>> Start Entries supplied

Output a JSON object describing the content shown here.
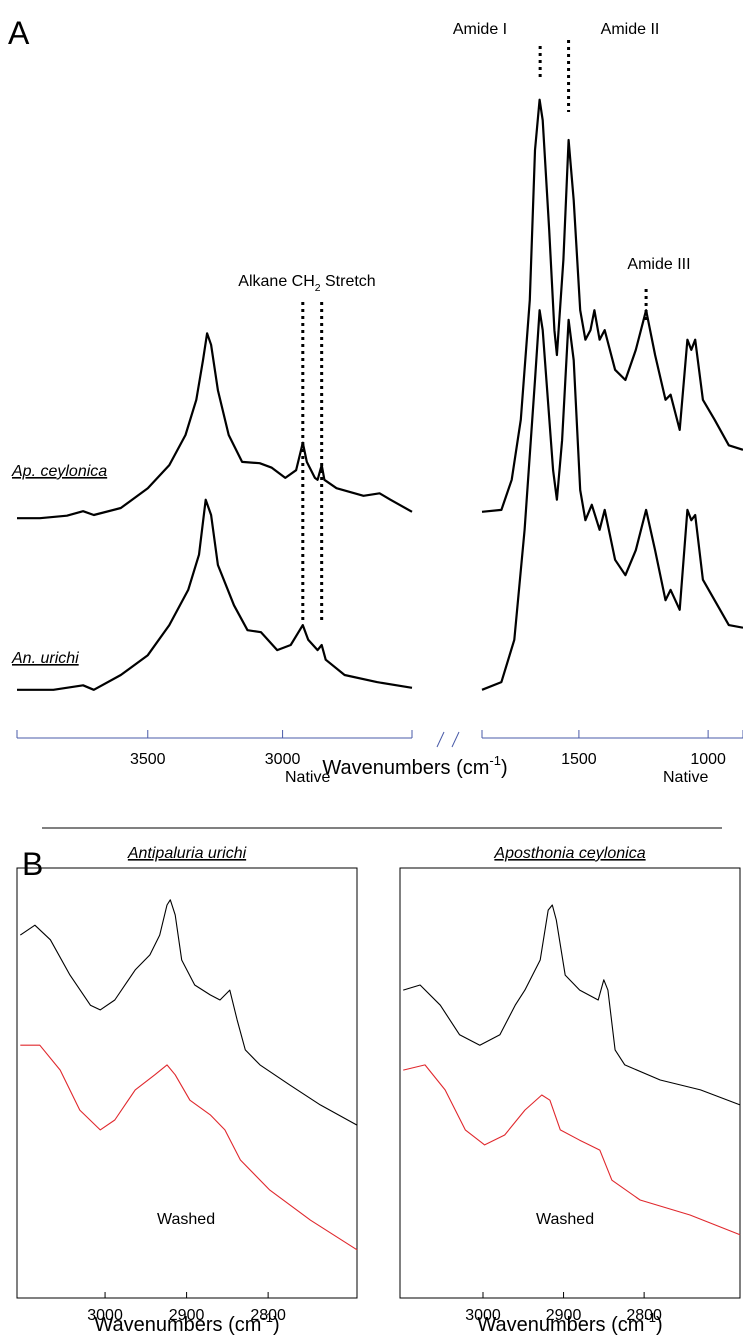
{
  "panel_labels": [
    "A",
    "B"
  ],
  "chart_data": [
    {
      "type": "line",
      "xlim": [
        3985,
        2520
      ],
      "ylim": [
        0,
        100
      ],
      "xticks": [
        3500,
        3000
      ],
      "axis_color": "#4a5ba8",
      "x_label": {
        "text": "Wavenumbers (cm",
        "sup": "-1",
        "tail": ")"
      },
      "series": [
        {
          "name": "Ap. ceylonica",
          "color": "#000000",
          "x": [
            3985,
            3900,
            3800,
            3740,
            3700,
            3600,
            3500,
            3420,
            3360,
            3320,
            3295,
            3280,
            3265,
            3240,
            3200,
            3150,
            3085,
            3040,
            2990,
            2950,
            2925,
            2910,
            2880,
            2870,
            2855,
            2845,
            2800,
            2700,
            2640,
            2600,
            2520
          ],
          "values": [
            28.4,
            28.4,
            28.8,
            29.5,
            28.9,
            30.0,
            33.1,
            36.7,
            41.4,
            46.9,
            53.1,
            57.3,
            55.5,
            48.4,
            41.4,
            37.2,
            37.0,
            36.3,
            34.7,
            35.9,
            40.2,
            37.2,
            34.7,
            34.4,
            36.7,
            34.4,
            33.1,
            31.9,
            32.3,
            31.3,
            29.4
          ]
        },
        {
          "name": "An. urichi",
          "color": "#000000",
          "x": [
            3985,
            3850,
            3740,
            3700,
            3600,
            3500,
            3420,
            3350,
            3310,
            3285,
            3265,
            3240,
            3180,
            3130,
            3080,
            3020,
            2970,
            2925,
            2905,
            2870,
            2855,
            2840,
            2770,
            2650,
            2520
          ],
          "values": [
            1.6,
            1.6,
            2.3,
            1.6,
            3.9,
            7.0,
            11.7,
            17.2,
            22.7,
            31.3,
            28.9,
            21.1,
            14.8,
            10.9,
            10.6,
            7.8,
            8.6,
            11.7,
            9.4,
            7.8,
            8.6,
            6.3,
            3.9,
            2.8,
            1.9
          ]
        }
      ],
      "annotations": [
        {
          "label": {
            "text": "Alkane CH",
            "sub": "2",
            "tail": " Stretch"
          },
          "x": [
            2925,
            2855
          ]
        }
      ]
    },
    {
      "type": "line",
      "xlim": [
        1875,
        865
      ],
      "ylim": [
        0,
        100
      ],
      "xticks": [
        1500,
        1000
      ],
      "axis_color": "#4a5ba8",
      "series": [
        {
          "color": "#000000",
          "x": [
            1875,
            1800,
            1760,
            1725,
            1690,
            1670,
            1652,
            1640,
            1615,
            1595,
            1585,
            1560,
            1540,
            1520,
            1495,
            1475,
            1455,
            1440,
            1420,
            1400,
            1360,
            1320,
            1280,
            1240,
            1205,
            1165,
            1145,
            1110,
            1080,
            1065,
            1050,
            1020,
            975,
            920,
            865
          ],
          "values": [
            29.4,
            29.7,
            34.4,
            43.8,
            62.5,
            85.9,
            93.8,
            90.6,
            73.4,
            57.8,
            53.9,
            68.8,
            87.5,
            78.1,
            60.9,
            56.3,
            57.8,
            60.9,
            56.3,
            57.8,
            51.6,
            50.0,
            54.7,
            60.9,
            53.9,
            46.9,
            47.7,
            42.2,
            56.3,
            54.7,
            56.3,
            46.9,
            43.8,
            39.8,
            39.1
          ]
        },
        {
          "color": "#000000",
          "x": [
            1875,
            1800,
            1750,
            1710,
            1670,
            1652,
            1640,
            1600,
            1585,
            1565,
            1540,
            1520,
            1495,
            1475,
            1450,
            1420,
            1400,
            1360,
            1320,
            1280,
            1240,
            1205,
            1165,
            1145,
            1110,
            1080,
            1065,
            1050,
            1020,
            975,
            920,
            865
          ],
          "values": [
            1.6,
            2.8,
            9.4,
            26.6,
            50.0,
            60.9,
            57.8,
            35.9,
            31.3,
            40.6,
            59.4,
            53.1,
            32.8,
            28.1,
            30.5,
            26.6,
            29.7,
            21.9,
            19.5,
            23.4,
            29.7,
            23.4,
            15.6,
            17.2,
            14.1,
            29.7,
            28.1,
            28.9,
            18.8,
            15.6,
            11.7,
            11.3
          ]
        }
      ],
      "annotations": [
        {
          "label": "Amide I",
          "x": 1650
        },
        {
          "label": "Amide II",
          "x": 1540
        },
        {
          "label": "Amide III",
          "x": 1240
        }
      ]
    },
    {
      "type": "line",
      "title": "Antipaluria urichi",
      "xlim": [
        3108,
        2691
      ],
      "ylim": [
        0,
        100
      ],
      "xticks": [
        3000,
        2900,
        2800
      ],
      "frame": true,
      "x_label": {
        "text": "Wavenumbers (cm",
        "sup": "-1",
        "tail": ")"
      },
      "series": [
        {
          "name": "Native",
          "color": "#000000",
          "x": [
            3104,
            3086,
            3067,
            3043,
            3018,
            3006,
            2988,
            2963,
            2945,
            2933,
            2924,
            2920,
            2914,
            2906,
            2890,
            2871,
            2859,
            2847,
            2838,
            2828,
            2810,
            2773,
            2736,
            2691
          ],
          "values": [
            84.4,
            86.7,
            83.3,
            75.1,
            68.1,
            67.0,
            69.3,
            76.3,
            79.8,
            84.4,
            91.4,
            92.6,
            89.1,
            78.6,
            72.8,
            70.5,
            69.3,
            71.6,
            64.7,
            57.7,
            54.2,
            49.5,
            44.9,
            40.2
          ]
        },
        {
          "name": "Washed",
          "color": "#e0282d",
          "x": [
            3104,
            3080,
            3055,
            3031,
            3006,
            2988,
            2963,
            2939,
            2924,
            2914,
            2896,
            2871,
            2853,
            2834,
            2798,
            2748,
            2691
          ],
          "values": [
            58.8,
            58.8,
            53.0,
            43.7,
            39.1,
            41.4,
            48.4,
            51.9,
            54.2,
            51.9,
            46.0,
            42.6,
            39.1,
            32.1,
            25.1,
            18.1,
            11.2
          ]
        }
      ]
    },
    {
      "type": "line",
      "title": "Aposthonia ceylonica",
      "xlim": [
        3103,
        2681
      ],
      "ylim": [
        0,
        100
      ],
      "xticks": [
        3000,
        2900,
        2800
      ],
      "frame": true,
      "x_label": {
        "text": "Wavenumbers (cm",
        "sup": "-1",
        "tail": ")"
      },
      "series": [
        {
          "name": "Native",
          "color": "#000000",
          "x": [
            3099,
            3078,
            3053,
            3029,
            3004,
            2979,
            2960,
            2948,
            2929,
            2919,
            2914,
            2909,
            2898,
            2880,
            2857,
            2850,
            2845,
            2836,
            2824,
            2780,
            2730,
            2681
          ],
          "values": [
            71.6,
            72.8,
            68.1,
            61.2,
            58.8,
            61.2,
            68.1,
            71.6,
            78.6,
            90.2,
            91.4,
            87.9,
            75.1,
            71.6,
            69.3,
            74.0,
            71.6,
            57.7,
            54.2,
            50.7,
            48.4,
            44.9
          ]
        },
        {
          "name": "Washed",
          "color": "#e0282d",
          "x": [
            3099,
            3072,
            3047,
            3022,
            2998,
            2973,
            2948,
            2927,
            2917,
            2904,
            2880,
            2855,
            2840,
            2805,
            2743,
            2681
          ],
          "values": [
            53.0,
            54.2,
            48.4,
            39.1,
            35.6,
            37.9,
            43.7,
            47.2,
            46.0,
            39.1,
            36.7,
            34.4,
            27.4,
            22.8,
            19.3,
            14.7
          ]
        }
      ]
    }
  ]
}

>> End Entries supplied

Goal:
How many lines of these entries contain the string "title"? Reply with the number alone.

Exercise output:
2